*TASK REQUIREMENTS*.
Copy the data below exactly, omitting any picture it contains.

--- start DATASET RECORDS ---

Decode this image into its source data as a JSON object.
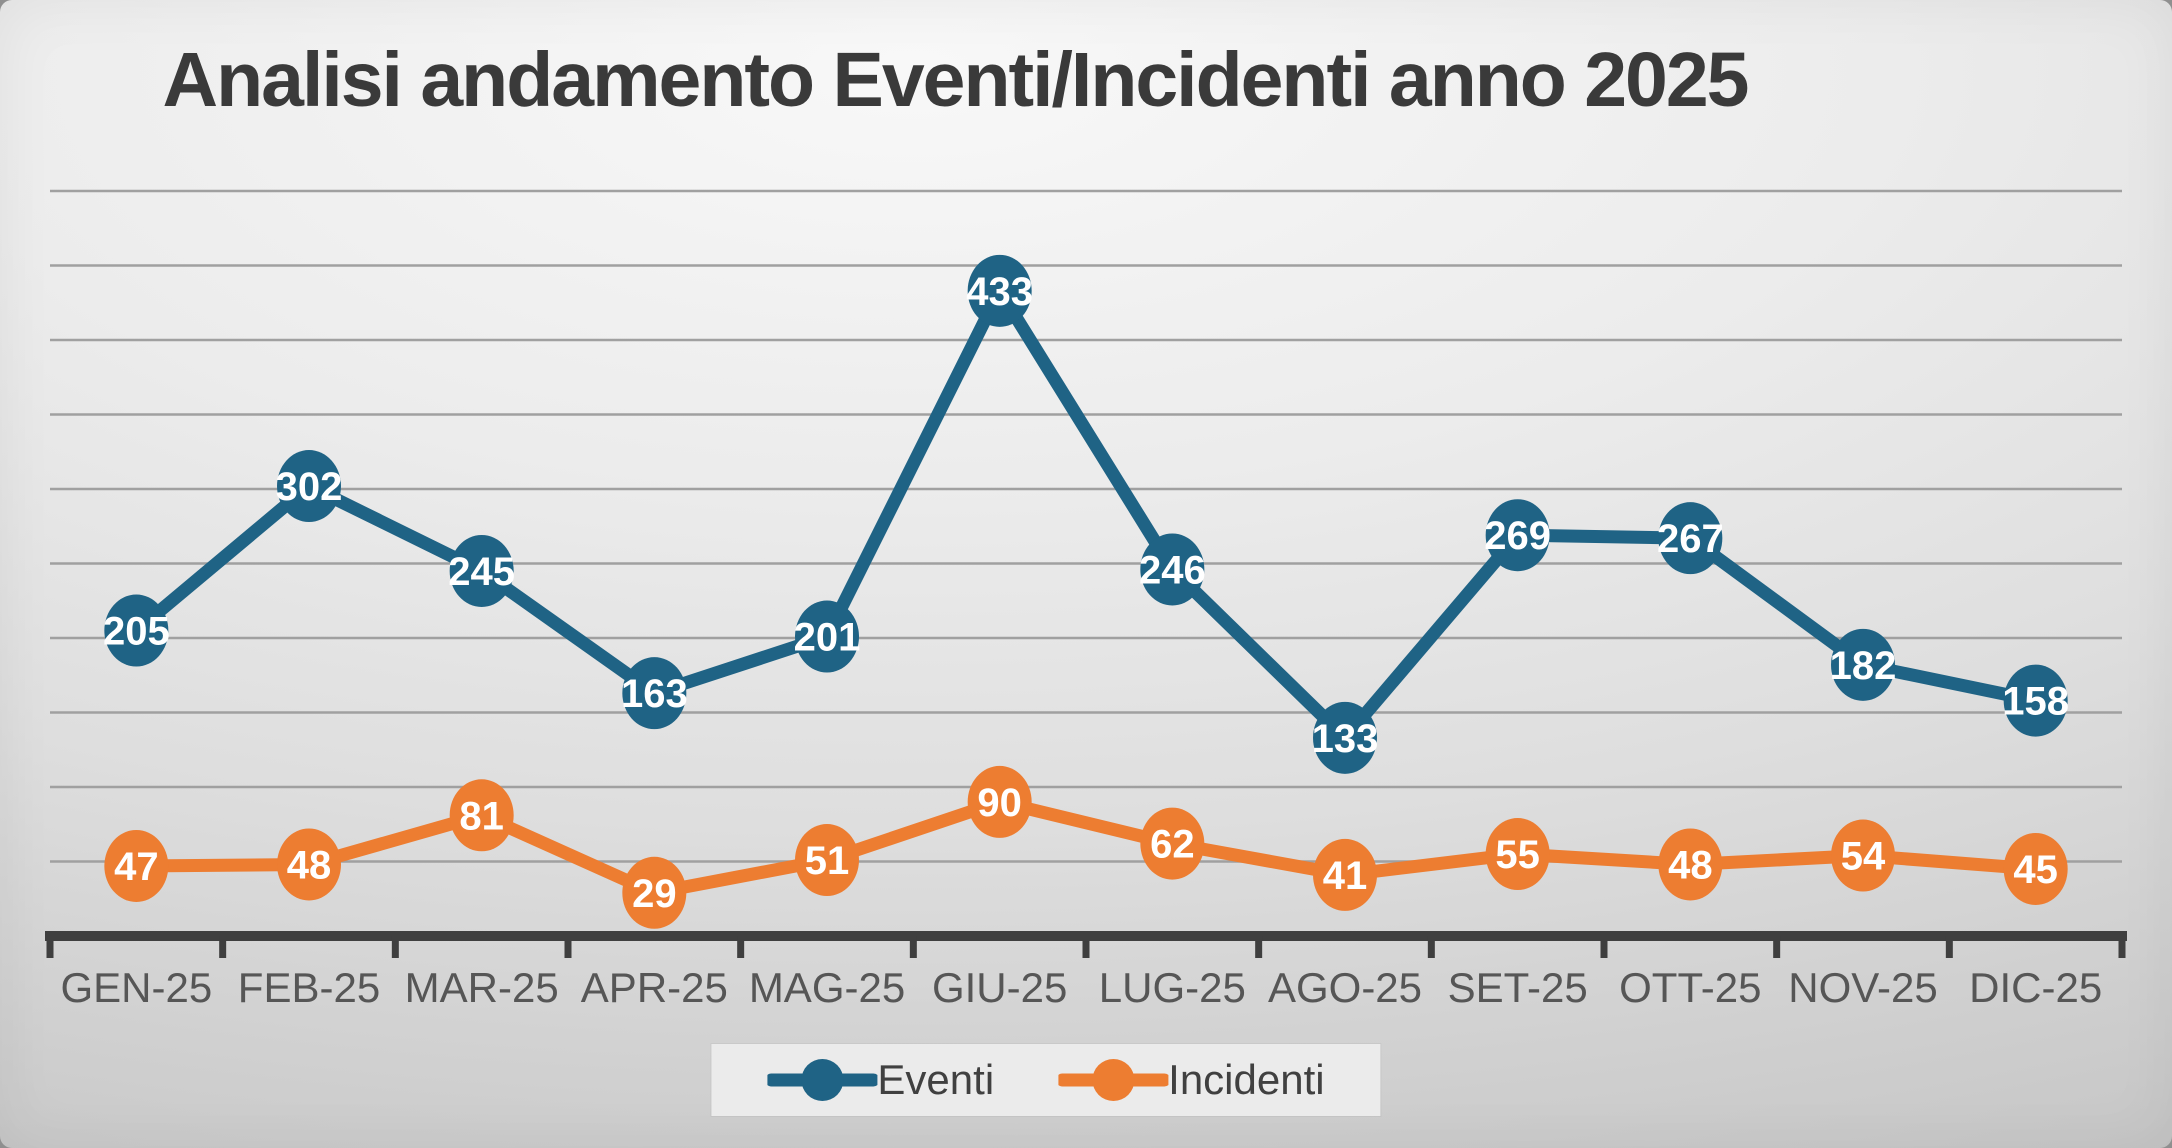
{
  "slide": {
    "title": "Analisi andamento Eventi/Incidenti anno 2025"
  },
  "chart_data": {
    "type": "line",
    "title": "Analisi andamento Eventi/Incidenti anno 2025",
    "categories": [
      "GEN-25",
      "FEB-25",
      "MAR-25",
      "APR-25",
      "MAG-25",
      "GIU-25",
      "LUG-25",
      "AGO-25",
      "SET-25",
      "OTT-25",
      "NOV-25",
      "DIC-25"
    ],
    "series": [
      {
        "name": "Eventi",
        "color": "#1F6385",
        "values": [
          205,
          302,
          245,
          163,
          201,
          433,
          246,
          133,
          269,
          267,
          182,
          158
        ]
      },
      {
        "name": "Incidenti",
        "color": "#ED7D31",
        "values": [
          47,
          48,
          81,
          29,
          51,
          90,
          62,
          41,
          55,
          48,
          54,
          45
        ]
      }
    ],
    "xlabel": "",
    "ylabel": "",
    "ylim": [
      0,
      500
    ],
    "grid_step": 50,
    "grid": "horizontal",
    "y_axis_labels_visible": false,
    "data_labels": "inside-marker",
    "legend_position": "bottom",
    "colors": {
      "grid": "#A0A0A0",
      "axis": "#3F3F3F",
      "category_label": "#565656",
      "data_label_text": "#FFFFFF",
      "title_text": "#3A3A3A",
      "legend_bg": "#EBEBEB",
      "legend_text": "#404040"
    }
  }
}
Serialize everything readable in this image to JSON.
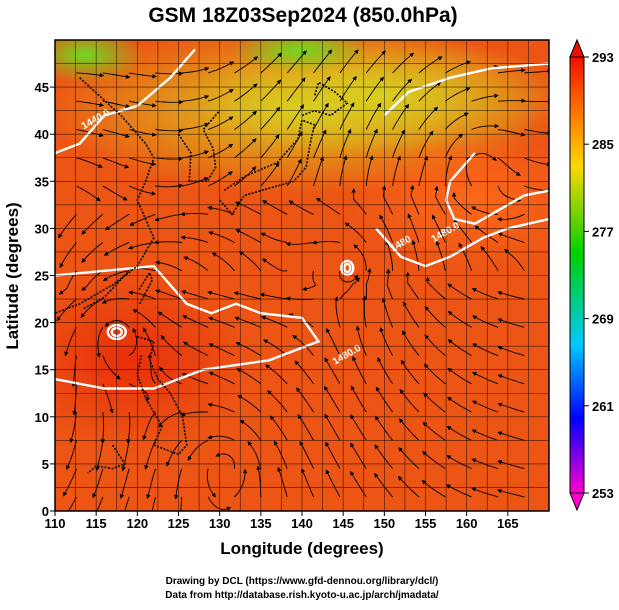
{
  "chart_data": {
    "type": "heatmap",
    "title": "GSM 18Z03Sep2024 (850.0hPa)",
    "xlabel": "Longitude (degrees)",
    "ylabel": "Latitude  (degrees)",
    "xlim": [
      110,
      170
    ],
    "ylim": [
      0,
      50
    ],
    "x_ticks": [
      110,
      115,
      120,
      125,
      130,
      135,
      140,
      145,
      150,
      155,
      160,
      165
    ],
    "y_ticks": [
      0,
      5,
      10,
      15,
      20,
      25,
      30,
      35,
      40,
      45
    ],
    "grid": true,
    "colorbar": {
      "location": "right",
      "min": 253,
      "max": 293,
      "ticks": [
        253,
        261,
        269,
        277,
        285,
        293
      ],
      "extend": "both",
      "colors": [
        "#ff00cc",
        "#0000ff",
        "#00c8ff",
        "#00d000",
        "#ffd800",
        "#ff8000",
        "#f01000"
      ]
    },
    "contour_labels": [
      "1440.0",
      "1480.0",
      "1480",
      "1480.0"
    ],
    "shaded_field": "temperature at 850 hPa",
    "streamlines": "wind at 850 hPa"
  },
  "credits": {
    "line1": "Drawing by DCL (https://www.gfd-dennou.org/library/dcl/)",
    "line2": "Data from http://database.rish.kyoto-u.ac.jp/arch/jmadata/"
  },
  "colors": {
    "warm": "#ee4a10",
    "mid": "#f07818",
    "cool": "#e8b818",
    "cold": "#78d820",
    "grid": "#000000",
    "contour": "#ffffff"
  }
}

--- end DATASET RECORDS ---

*OUTPUT FOR THIS TASK*.
Decode this image into its source data as a JSON object.
{
  "slide": {
    "title": "Analisi andamento Eventi/Incidenti anno 2025"
  },
  "chart_data": {
    "type": "line",
    "title": "Analisi andamento Eventi/Incidenti anno 2025",
    "categories": [
      "GEN-25",
      "FEB-25",
      "MAR-25",
      "APR-25",
      "MAG-25",
      "GIU-25",
      "LUG-25",
      "AGO-25",
      "SET-25",
      "OTT-25",
      "NOV-25",
      "DIC-25"
    ],
    "series": [
      {
        "name": "Eventi",
        "color": "#1F6385",
        "values": [
          205,
          302,
          245,
          163,
          201,
          433,
          246,
          133,
          269,
          267,
          182,
          158
        ]
      },
      {
        "name": "Incidenti",
        "color": "#ED7D31",
        "values": [
          47,
          48,
          81,
          29,
          51,
          90,
          62,
          41,
          55,
          48,
          54,
          45
        ]
      }
    ],
    "xlabel": "",
    "ylabel": "",
    "ylim": [
      0,
      500
    ],
    "grid_step": 50,
    "grid": "horizontal",
    "y_axis_labels_visible": false,
    "data_labels": "inside-marker",
    "legend_position": "bottom",
    "colors": {
      "grid": "#A0A0A0",
      "axis": "#3F3F3F",
      "category_label": "#565656",
      "data_label_text": "#FFFFFF",
      "title_text": "#3A3A3A",
      "legend_bg": "#EBEBEB",
      "legend_text": "#404040"
    }
  }
}
Serialize everything readable in this image to JSON.
{
  "chart_data": {
    "type": "heatmap",
    "title": "GSM 18Z03Sep2024 (850.0hPa)",
    "xlabel": "Longitude (degrees)",
    "ylabel": "Latitude  (degrees)",
    "xlim": [
      110,
      170
    ],
    "ylim": [
      0,
      50
    ],
    "x_ticks": [
      110,
      115,
      120,
      125,
      130,
      135,
      140,
      145,
      150,
      155,
      160,
      165
    ],
    "y_ticks": [
      0,
      5,
      10,
      15,
      20,
      25,
      30,
      35,
      40,
      45
    ],
    "grid": true,
    "colorbar": {
      "location": "right",
      "min": 253,
      "max": 293,
      "ticks": [
        253,
        261,
        269,
        277,
        285,
        293
      ],
      "extend": "both",
      "colors": [
        "#ff00cc",
        "#0000ff",
        "#00c8ff",
        "#00d000",
        "#ffd800",
        "#ff8000",
        "#f01000"
      ]
    },
    "contour_labels": [
      "1440.0",
      "1480.0",
      "1480",
      "1480.0"
    ],
    "shaded_field": "temperature at 850 hPa",
    "streamlines": "wind at 850 hPa"
  },
  "credits": {
    "line1": "Drawing by DCL (https://www.gfd-dennou.org/library/dcl/)",
    "line2": "Data from http://database.rish.kyoto-u.ac.jp/arch/jmadata/"
  },
  "colors": {
    "warm": "#ee4a10",
    "mid": "#f07818",
    "cool": "#e8b818",
    "cold": "#78d820",
    "grid": "#000000",
    "contour": "#ffffff"
  }
}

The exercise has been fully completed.